__Prompt__: Reproduce each line of the data below verbatim, leaving out the pictures.

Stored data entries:
.....

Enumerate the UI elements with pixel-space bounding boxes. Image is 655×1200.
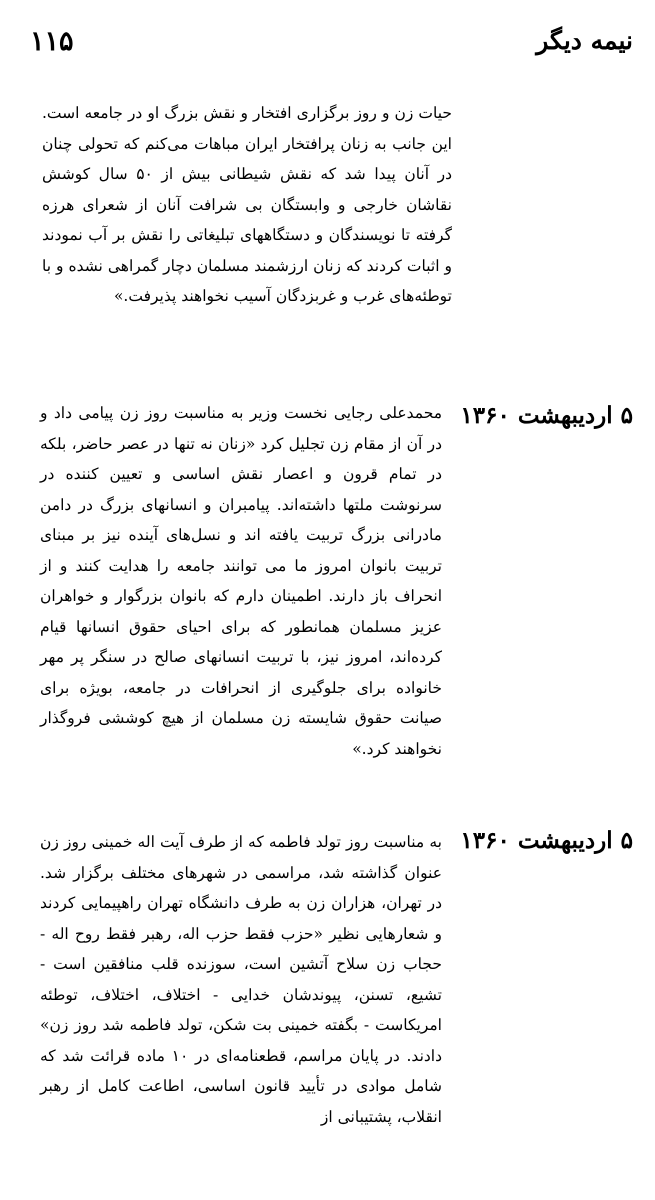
- entry-paragraph: [40, 827, 442, 1132]
- page-number: ۱۱۵: [30, 26, 74, 57]
- entry-date: ۵ اردیبهشت ۱۳۶۰: [460, 402, 633, 429]
- entry-paragraph: [40, 398, 442, 764]
- entry-text: محمدعلی رجایی نخست وزیر به مناسبت روز زن پیامی داد و در آن از مقام زن تجلیل کرد «زنان نه تنها در عصر حاضر، بلکه در تمام قرون و اعصار نقش اساسی و تعیین کننده در سرنوشت ملتها داشته‌اند. پیامبران و انسانهای بزرگ در دامن مادرانی بزرگ تربیت یافته اند و نسل‌های آینده نیز بر مبنای تربیت بانوان امروز ما می توانند جامعه را هدایت کنند و از انحراف باز دارند. اطمینان دارم که بانوان بزرگوار و خواهران عزیز مسلمان همانطور که برای احیای حقوق انسانها قیام کرده‌اند، امروز نیز، با تربیت انسانهای صالح در سنگر پر مهر خانواده برای جلوگیری از انحرافات در جامعه، بویژه برای صیانت حقوق شایسته زن مسلمان از هیچ کوششی فروگذار نخواهند کرد.»: [40, 404, 442, 758]
- running-title: نیمه دیگر: [536, 26, 633, 55]
- entry-text: به مناسبت روز تولد فاطمه که از طرف آیت اله خمینی روز زن عنوان گذاشته شد، مراسمی در شهرهای مختلف برگزار شد. در تهران، هزاران زن به طرف دانشگاه تهران راهپیمایی کردند و شعارهایی نظیر «حزب فقط حزب اله، رهبر فقط روح اله - حجاب زن سلاح آتشین است، سوزنده قلب منافقین است - تشیع، تسنن، پیوندشان خدایی - اختلاف، اختلاف، توطئه امریکاست - بگفته خمینی بت شکن، تولد فاطمه شد روز زن» دادند. در پایان مراسم، قطعنامه‌ای در ۱۰ ماده قرائت شد که شامل موادی در تأیید قانون اساسی، اطاعت کامل از رهبر انقلاب، پشتیبانی از: [40, 833, 442, 1126]
- entry-date: ۵ اردیبهشت ۱۳۶۰: [460, 827, 633, 854]
- continuation-paragraph: [42, 98, 452, 312]
- continuation-text: حیات زن و روز برگزاری افتخار و نقش بزرگ او در جامعه است. این جانب به زنان پرافتخار ایران مباهات می‌کنم که تحولی چنان در آنان پیدا شد که نقش شیطانی بیش از ۵۰ سال کوشش نقاشان خارجی و وابستگان بی شرافت آنان از شعرای هرزه گرفته تا نویسندگان و دستگاههای تبلیغاتی را نقش بر آب نمودند و اثبات کردند که زنان ارزشمند مسلمان دچار گمراهی نشده و با توطئه‌های غرب و غربزدگان آسیب نخواهند پذیرفت.»: [42, 104, 452, 305]
- page-header: [30, 26, 633, 66]
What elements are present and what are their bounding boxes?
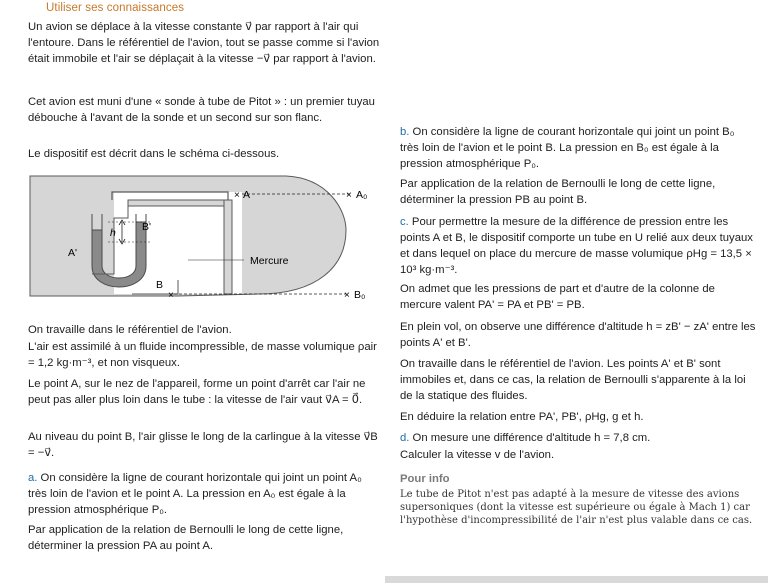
question-d — [400, 431, 756, 447]
question-d-2: Calculer la vitesse v de l'avion. — [400, 449, 555, 461]
intro-paragraph-1: Un avion se déplace à la vitesse constante v⃗ par rapport à l'air qui l'entoure. Dans le référentiel de l'avion, tout se passe comme si l'avion était immobile et l'air se déplaçait à la vitesse −v⃗ par rapport à l'avion. — [28, 21, 380, 65]
question-d-letter: d. — [400, 432, 410, 444]
tube-right — [224, 200, 232, 294]
bottom-bar — [385, 576, 768, 583]
question-b — [400, 125, 756, 173]
label-A-prime: A' — [68, 247, 78, 259]
tube-top — [128, 200, 232, 206]
body-left-p3: Le point A, sur le nez de l'appareil, forme un point d'arrêt car l'air ne peut pas aller plus loin dans le tube : la vitesse de l'air vaut v⃗A = 0⃗. — [28, 378, 366, 406]
question-b-letter: b. — [400, 126, 410, 138]
question-a-text: On considère la ligne de courant horizontale qui joint un point A₀ très loin de l'avion et le point A. La pression en A₀ est égale à la pression atmosphérique P₀. — [28, 472, 362, 516]
question-c-letter: c. — [400, 216, 409, 228]
label-B0: B₀ — [354, 289, 366, 301]
label-A0: A₀ — [356, 189, 368, 201]
info-text: Le tube de Pitot n'est pas adapté à la mesure de vitesse des avions supersoniques (dont la vitesse est supérieure ou égale à Mach 1) car l'hypothèse d'incompressibilité de l'air n'est plus valable dans ce cas. — [400, 489, 753, 527]
question-c-3: En plein vol, on observe une différence d'altitude h = zB' − zA' entre les points A' et B'. — [400, 321, 756, 349]
question-a-2: Par application de la relation de Bernoulli le long de cette ligne, déterminer la pression PA au point A. — [28, 524, 344, 552]
question-c-5: En déduire la relation entre PA', PB', ρHg, g et h. — [400, 411, 644, 423]
question-b-2: Par application de la relation de Bernoulli le long de cette ligne, déterminer la pression PB au point B. — [400, 178, 716, 206]
intro-paragraph-3: Le dispositif est décrit dans le schéma ci-dessous. — [28, 148, 280, 160]
question-a — [28, 471, 380, 519]
marker-A0: × — [346, 190, 352, 201]
label-B: B — [156, 279, 164, 291]
marker-A: × — [234, 190, 240, 201]
question-b-text: On considère la ligne de courant horizontale qui joint un point B₀ très loin de l'avion et le point B. La pression en B₀ est égale à la pression atmosphérique P₀. — [400, 126, 735, 170]
question-d-text: On mesure une différence d'altitude h = 7,8 cm. — [409, 432, 651, 444]
question-c — [400, 215, 756, 279]
label-A: A — [243, 189, 251, 201]
pitot-diagram — [28, 170, 384, 318]
section-title: Utiliser ses connaissances — [46, 2, 185, 14]
marker-B: × — [168, 290, 174, 301]
intro-paragraph-2: Cet avion est muni d'une « sonde à tube de Pitot » : un premier tuyau débouche à l'avant de la sonde et un second sur son flanc. — [28, 96, 375, 124]
body-left-p4: Au niveau du point B, l'air glisse le long de la carlingue à la vitesse v⃗B = −v⃗. — [28, 431, 378, 459]
label-h: h — [110, 227, 116, 239]
question-a-letter: a. — [28, 472, 38, 484]
info-title: Pour info — [400, 473, 450, 485]
body-left-p2: L'air est assimilé à un fluide incompressible, de masse volumique ρair = 1,2 kg·m⁻³, et non visqueux. — [28, 341, 377, 369]
marker-B0: × — [344, 290, 350, 301]
question-c-2: On admet que les pressions de part et d'autre de la colonne de mercure valent PA' = PA et PB' = PB. — [400, 283, 715, 311]
question-c-4: On travaille dans le référentiel de l'avion. Les points A' et B' sont immobiles et, dans ce cas, la relation de Bernoulli s'apparente à la loi de la statique des fluides. — [400, 358, 746, 402]
label-B-prime: B' — [142, 221, 152, 233]
question-c-text: Pour permettre la mesure de la différence de pression entre les points A et B, le dispositif comporte un tube en U relié aux deux tuyaux et dans lequel on place du mercure de masse volumique ρHg = 13,5 × 10³ kg·m⁻³. — [400, 216, 753, 276]
label-mercury: Mercure — [250, 255, 289, 267]
body-left-p1: On travaille dans le référentiel de l'avion. — [28, 324, 232, 336]
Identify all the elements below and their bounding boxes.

.....

__Solution to the exercise__:
Enumerate the UI elements with pixel-space bounding boxes. Image is 655×1200.
- entry-paragraph: [40, 827, 442, 1132]
- page-number: ۱۱۵: [30, 26, 74, 57]
- entry-date: ۵ اردیبهشت ۱۳۶۰: [460, 402, 633, 429]
- entry-paragraph: [40, 398, 442, 764]
- entry-text: محمدعلی رجایی نخست وزیر به مناسبت روز زن پیامی داد و در آن از مقام زن تجلیل کرد «زنان نه تنها در عصر حاضر، بلکه در تمام قرون و اعصار نقش اساسی و تعیین کننده در سرنوشت ملتها داشته‌اند. پیامبران و انسانهای بزرگ در دامن مادرانی بزرگ تربیت یافته اند و نسل‌های آینده نیز بر مبنای تربیت بانوان امروز ما می توانند جامعه را هدایت کنند و از انحراف باز دارند. اطمینان دارم که بانوان بزرگوار و خواهران عزیز مسلمان همانطور که برای احیای حقوق انسانها قیام کرده‌اند، امروز نیز، با تربیت انسانهای صالح در سنگر پر مهر خانواده برای جلوگیری از انحرافات در جامعه، بویژه برای صیانت حقوق شایسته زن مسلمان از هیچ کوششی فروگذار نخواهند کرد.»: [40, 404, 442, 758]
- running-title: نیمه دیگر: [536, 26, 633, 55]
- entry-text: به مناسبت روز تولد فاطمه که از طرف آیت اله خمینی روز زن عنوان گذاشته شد، مراسمی در شهرهای مختلف برگزار شد. در تهران، هزاران زن به طرف دانشگاه تهران راهپیمایی کردند و شعارهایی نظیر «حزب فقط حزب اله، رهبر فقط روح اله - حجاب زن سلاح آتشین است، سوزنده قلب منافقین است - تشیع، تسنن، پیوندشان خدایی - اختلاف، اختلاف، توطئه امریکاست - بگفته خمینی بت شکن، تولد فاطمه شد روز زن» دادند. در پایان مراسم، قطعنامه‌ای در ۱۰ ماده قرائت شد که شامل موادی در تأیید قانون اساسی، اطاعت کامل از رهبر انقلاب، پشتیبانی از: [40, 833, 442, 1126]
- entry-date: ۵ اردیبهشت ۱۳۶۰: [460, 827, 633, 854]
- continuation-paragraph: [42, 98, 452, 312]
- continuation-text: حیات زن و روز برگزاری افتخار و نقش بزرگ او در جامعه است. این جانب به زنان پرافتخار ایران مباهات می‌کنم که تحولی چنان در آنان پیدا شد که نقش شیطانی بیش از ۵۰ سال کوشش نقاشان خارجی و وابستگان بی شرافت آنان از شعرای هرزه گرفته تا نویسندگان و دستگاههای تبلیغاتی را نقش بر آب نمودند و اثبات کردند که زنان ارزشمند مسلمان دچار گمراهی نشده و با توطئه‌های غرب و غربزدگان آسیب نخواهند پذیرفت.»: [42, 104, 452, 305]
- page-header: [30, 26, 633, 66]
What elements are present and what are their bounding boxes?
question-d — [400, 431, 756, 447]
question-d-2: Calculer la vitesse v de l'avion. — [400, 449, 555, 461]
intro-paragraph-1: Un avion se déplace à la vitesse constante v⃗ par rapport à l'air qui l'entoure. Dans le référentiel de l'avion, tout se passe comme si l'avion était immobile et l'air se déplaçait à la vitesse −v⃗ par rapport à l'avion. — [28, 21, 380, 65]
question-d-letter: d. — [400, 432, 410, 444]
tube-right — [224, 200, 232, 294]
bottom-bar — [385, 576, 768, 583]
question-b — [400, 125, 756, 173]
label-A-prime: A' — [68, 247, 78, 259]
tube-top — [128, 200, 232, 206]
body-left-p3: Le point A, sur le nez de l'appareil, forme un point d'arrêt car l'air ne peut pas aller plus loin dans le tube : la vitesse de l'air vaut v⃗A = 0⃗. — [28, 378, 366, 406]
question-b-letter: b. — [400, 126, 410, 138]
question-a-text: On considère la ligne de courant horizontale qui joint un point A₀ très loin de l'avion et le point A. La pression en A₀ est égale à la pression atmosphérique P₀. — [28, 472, 362, 516]
question-c-letter: c. — [400, 216, 409, 228]
label-B0: B₀ — [354, 289, 366, 301]
label-A0: A₀ — [356, 189, 368, 201]
info-text: Le tube de Pitot n'est pas adapté à la mesure de vitesse des avions supersoniques (dont la vitesse est supérieure ou égale à Mach 1) car l'hypothèse d'incompressibilité de l'air n'est plus valable dans ce cas. — [400, 489, 753, 527]
question-c-3: En plein vol, on observe une différence d'altitude h = zB' − zA' entre les points A' et B'. — [400, 321, 756, 349]
question-a-2: Par application de la relation de Bernoulli le long de cette ligne, déterminer la pression PA au point A. — [28, 524, 344, 552]
question-c-5: En déduire la relation entre PA', PB', ρHg, g et h. — [400, 411, 644, 423]
question-b-2: Par application de la relation de Bernoulli le long de cette ligne, déterminer la pression PB au point B. — [400, 178, 716, 206]
intro-paragraph-3: Le dispositif est décrit dans le schéma ci-dessous. — [28, 148, 280, 160]
question-a — [28, 471, 380, 519]
marker-A0: × — [346, 190, 352, 201]
label-B: B — [156, 279, 164, 291]
marker-A: × — [234, 190, 240, 201]
question-b-text: On considère la ligne de courant horizontale qui joint un point B₀ très loin de l'avion et le point B. La pression en B₀ est égale à la pression atmosphérique P₀. — [400, 126, 735, 170]
question-d-text: On mesure une différence d'altitude h = 7,8 cm. — [409, 432, 651, 444]
question-c — [400, 215, 756, 279]
label-A: A — [243, 189, 251, 201]
pitot-diagram — [28, 170, 384, 318]
section-title: Utiliser ses connaissances — [46, 2, 185, 14]
marker-B: × — [168, 290, 174, 301]
intro-paragraph-2: Cet avion est muni d'une « sonde à tube de Pitot » : un premier tuyau débouche à l'avant de la sonde et un second sur son flanc. — [28, 96, 375, 124]
body-left-p4: Au niveau du point B, l'air glisse le long de la carlingue à la vitesse v⃗B = −v⃗. — [28, 431, 378, 459]
label-h: h — [110, 227, 116, 239]
question-a-letter: a. — [28, 472, 38, 484]
info-title: Pour info — [400, 473, 450, 485]
body-left-p2: L'air est assimilé à un fluide incompressible, de masse volumique ρair = 1,2 kg·m⁻³, et non visqueux. — [28, 341, 377, 369]
marker-B0: × — [344, 290, 350, 301]
question-c-2: On admet que les pressions de part et d'autre de la colonne de mercure valent PA' = PA et PB' = PB. — [400, 283, 715, 311]
question-c-4: On travaille dans le référentiel de l'avion. Les points A' et B' sont immobiles et, dans ce cas, la relation de Bernoulli s'apparente à la loi de la statique des fluides. — [400, 358, 746, 402]
label-B-prime: B' — [142, 221, 152, 233]
question-c-text: Pour permettre la mesure de la différence de pression entre les points A et B, le dispositif comporte un tube en U relié aux deux tuyaux et dans lequel on place du mercure de masse volumique ρHg = 13,5 × 10³ kg·m⁻³. — [400, 216, 753, 276]
label-mercury: Mercure — [250, 255, 289, 267]
body-left-p1: On travaille dans le référentiel de l'avion. — [28, 324, 232, 336]
Identify all the elements below and their bounding boxes.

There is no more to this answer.